## ERWARTETE LEISTUNG:
Beantworte anhand des folgenden Textes über das Fraunhofer-Institut und die Bremer Universität diese Fragen:
(a) Welches Gremium einigte sich einstimmig auf die Bedingungen für das IFAM?
(b) Ab welchem Datum soll das Institut keine Mark mehr vom Verteidigungsministerium annehmen?
(c) Wer leitet das Bremen-Norder Fraunhofer-Institut?

## VORLIEGENDER TEXT:
Fraunhofer: „Uni zu fundamental“

■ Uni fordert „null Prozent“ Rüstung / Institut sieht schwarz für Kooperation

Joseph von Fraunhofer, Forscher, Erfinder und Namensgeber des Institutes

Unzählige Prinzipien hat die Bremer Reform-Universität in den letzten zwanzig Jahren über Bord geworfen, an einem wollen Geistes- wie NaturwissenschaftlerInnen aber weiterhin festhalten.

Dieses reine Prinzip heißt: Keine Rüstungsforschung auf dem Campus. Einstimmig einigte sich gestern der Akademische Senat darauf, dem „Fraunhofer Institut für angewandte Materialforschung“ (IFAM) scharfe Bedingungen entgegenzuhalten, wenn es sich auf dem Campus ansiedeln will. Auf „null Prozent“ soll das Institut binnen fünf Jahren seine Rüstungsforschung herunterfahren, ab 1.1.97 keine Mark mehr vom Verteidigungsministerium annehmen — ansonsten soll die Kooperation nicht zustande kommen. Rektor Jürgen Timm wurde beauftragt, mit der Frauenhofer- Gesellschaft zu verhandeln. — „Ich möchte in der Haut des Rektors nicht stecken“, erklärte nach der Sitzung der Leiter des Bremen-Norder Fraunhofer-Instituts, Prof. Dr.-Ing. Hans-Dieter Kunze: „Dies ist ein echter Konflikt.“ Kunze warf der Uni in einem taz-Gespräch verärgert vor, „den Fundamentalisten zu spielen“ und „die chemisch reine Lösung zu wollen“. Er glaube nicht, daß die Fraunhofer-Gesellschaft dem zustimmen könne. Denn es sei „Aufgabe und Pflicht“ der Fraunhofer-Gesellschaft „Forschungsleistungen für den Bund zu erbringen“ und der Bund mache keinen Unterschied zwischen bösen und guten Ministerien.“ Satzungsgemäß könne folglich ein Fraunhofer-Institut keine Aufträge des Verteidigungs-Ministeriums ablehnen.

## EXTRAHIERTE INFORMATIONEN:

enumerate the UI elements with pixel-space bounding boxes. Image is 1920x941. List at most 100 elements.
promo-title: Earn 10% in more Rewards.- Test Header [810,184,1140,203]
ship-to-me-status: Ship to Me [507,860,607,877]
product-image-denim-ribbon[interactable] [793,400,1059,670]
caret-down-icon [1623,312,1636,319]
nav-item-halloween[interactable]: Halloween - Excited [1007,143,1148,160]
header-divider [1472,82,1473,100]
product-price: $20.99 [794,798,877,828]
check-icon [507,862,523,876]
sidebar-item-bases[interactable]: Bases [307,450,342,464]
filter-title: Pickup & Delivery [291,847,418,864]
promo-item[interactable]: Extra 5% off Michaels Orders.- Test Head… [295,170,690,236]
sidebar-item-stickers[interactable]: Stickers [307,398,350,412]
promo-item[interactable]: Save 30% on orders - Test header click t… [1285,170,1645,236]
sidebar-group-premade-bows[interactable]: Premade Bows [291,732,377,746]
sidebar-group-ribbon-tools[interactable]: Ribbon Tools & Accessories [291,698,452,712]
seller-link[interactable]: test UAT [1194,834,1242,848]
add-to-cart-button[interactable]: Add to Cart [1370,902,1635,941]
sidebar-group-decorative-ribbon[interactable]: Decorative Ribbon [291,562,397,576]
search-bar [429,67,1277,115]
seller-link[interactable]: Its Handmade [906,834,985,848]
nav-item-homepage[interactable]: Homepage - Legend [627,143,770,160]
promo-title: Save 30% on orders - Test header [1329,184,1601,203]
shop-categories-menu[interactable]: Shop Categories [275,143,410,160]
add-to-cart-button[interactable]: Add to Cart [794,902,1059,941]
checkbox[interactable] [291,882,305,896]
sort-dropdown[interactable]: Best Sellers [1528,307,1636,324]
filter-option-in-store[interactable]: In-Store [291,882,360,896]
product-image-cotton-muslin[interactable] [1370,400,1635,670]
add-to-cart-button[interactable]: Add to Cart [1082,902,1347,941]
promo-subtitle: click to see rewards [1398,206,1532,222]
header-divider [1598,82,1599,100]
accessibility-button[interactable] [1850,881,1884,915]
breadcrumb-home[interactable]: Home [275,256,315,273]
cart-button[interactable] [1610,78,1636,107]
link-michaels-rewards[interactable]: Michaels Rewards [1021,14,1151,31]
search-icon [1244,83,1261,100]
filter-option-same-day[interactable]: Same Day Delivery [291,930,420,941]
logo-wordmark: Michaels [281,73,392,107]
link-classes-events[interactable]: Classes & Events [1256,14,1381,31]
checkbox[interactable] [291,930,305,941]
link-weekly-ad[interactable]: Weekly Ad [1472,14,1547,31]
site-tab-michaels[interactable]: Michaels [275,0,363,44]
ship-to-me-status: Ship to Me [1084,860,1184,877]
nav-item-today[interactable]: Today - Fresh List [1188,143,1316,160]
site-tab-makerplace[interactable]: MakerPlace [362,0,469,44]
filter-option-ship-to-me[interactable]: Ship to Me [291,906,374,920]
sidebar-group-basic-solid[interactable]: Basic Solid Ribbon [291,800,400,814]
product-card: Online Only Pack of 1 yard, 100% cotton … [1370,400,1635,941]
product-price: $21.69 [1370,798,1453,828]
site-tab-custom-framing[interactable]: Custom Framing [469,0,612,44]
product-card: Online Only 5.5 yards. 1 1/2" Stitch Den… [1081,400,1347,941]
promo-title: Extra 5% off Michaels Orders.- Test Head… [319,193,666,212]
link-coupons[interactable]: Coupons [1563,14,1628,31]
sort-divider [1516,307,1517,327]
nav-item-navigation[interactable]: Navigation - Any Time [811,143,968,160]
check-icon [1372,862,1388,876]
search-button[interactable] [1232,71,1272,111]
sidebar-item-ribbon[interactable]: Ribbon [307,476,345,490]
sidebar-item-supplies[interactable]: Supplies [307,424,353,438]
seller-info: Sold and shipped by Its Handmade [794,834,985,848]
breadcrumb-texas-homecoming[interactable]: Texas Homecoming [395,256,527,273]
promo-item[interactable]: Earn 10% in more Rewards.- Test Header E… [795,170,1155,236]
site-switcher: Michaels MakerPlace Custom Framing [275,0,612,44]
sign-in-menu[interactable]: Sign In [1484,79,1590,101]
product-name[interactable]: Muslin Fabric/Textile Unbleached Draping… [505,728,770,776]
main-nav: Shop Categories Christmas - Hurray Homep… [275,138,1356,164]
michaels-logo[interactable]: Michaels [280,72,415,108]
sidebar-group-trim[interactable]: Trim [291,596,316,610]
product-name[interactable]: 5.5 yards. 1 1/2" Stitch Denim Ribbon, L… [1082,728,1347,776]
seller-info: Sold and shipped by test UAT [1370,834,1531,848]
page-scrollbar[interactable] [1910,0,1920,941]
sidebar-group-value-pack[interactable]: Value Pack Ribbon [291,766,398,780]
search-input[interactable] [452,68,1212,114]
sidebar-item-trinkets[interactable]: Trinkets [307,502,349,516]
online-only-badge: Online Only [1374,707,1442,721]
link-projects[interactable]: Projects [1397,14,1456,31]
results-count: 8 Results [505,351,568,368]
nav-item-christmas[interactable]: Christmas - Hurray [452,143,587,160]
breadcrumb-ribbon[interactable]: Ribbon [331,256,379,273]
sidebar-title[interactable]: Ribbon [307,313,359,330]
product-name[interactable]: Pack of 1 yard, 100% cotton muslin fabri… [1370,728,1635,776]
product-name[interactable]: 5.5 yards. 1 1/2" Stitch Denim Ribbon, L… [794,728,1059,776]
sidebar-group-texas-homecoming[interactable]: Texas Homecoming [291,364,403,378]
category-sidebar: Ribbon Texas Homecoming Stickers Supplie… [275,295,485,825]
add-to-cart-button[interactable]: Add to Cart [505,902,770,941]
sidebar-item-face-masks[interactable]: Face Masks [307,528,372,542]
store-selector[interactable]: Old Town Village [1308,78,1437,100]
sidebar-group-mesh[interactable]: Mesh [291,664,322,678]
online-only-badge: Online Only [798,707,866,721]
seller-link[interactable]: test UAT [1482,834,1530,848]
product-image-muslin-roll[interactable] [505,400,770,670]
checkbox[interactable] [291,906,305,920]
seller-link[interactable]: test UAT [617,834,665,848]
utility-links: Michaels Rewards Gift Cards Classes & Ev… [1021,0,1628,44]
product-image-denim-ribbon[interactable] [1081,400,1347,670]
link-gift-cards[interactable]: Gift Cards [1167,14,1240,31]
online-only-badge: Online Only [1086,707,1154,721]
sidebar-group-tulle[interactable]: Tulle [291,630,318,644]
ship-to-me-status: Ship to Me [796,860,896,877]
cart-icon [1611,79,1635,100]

## ERGEBNIS:
(a) Der Akademische Senat.
(b) Ab dem 1.1.97.
(c) Prof. Dr.-Ing. Hans-Dieter Kunze.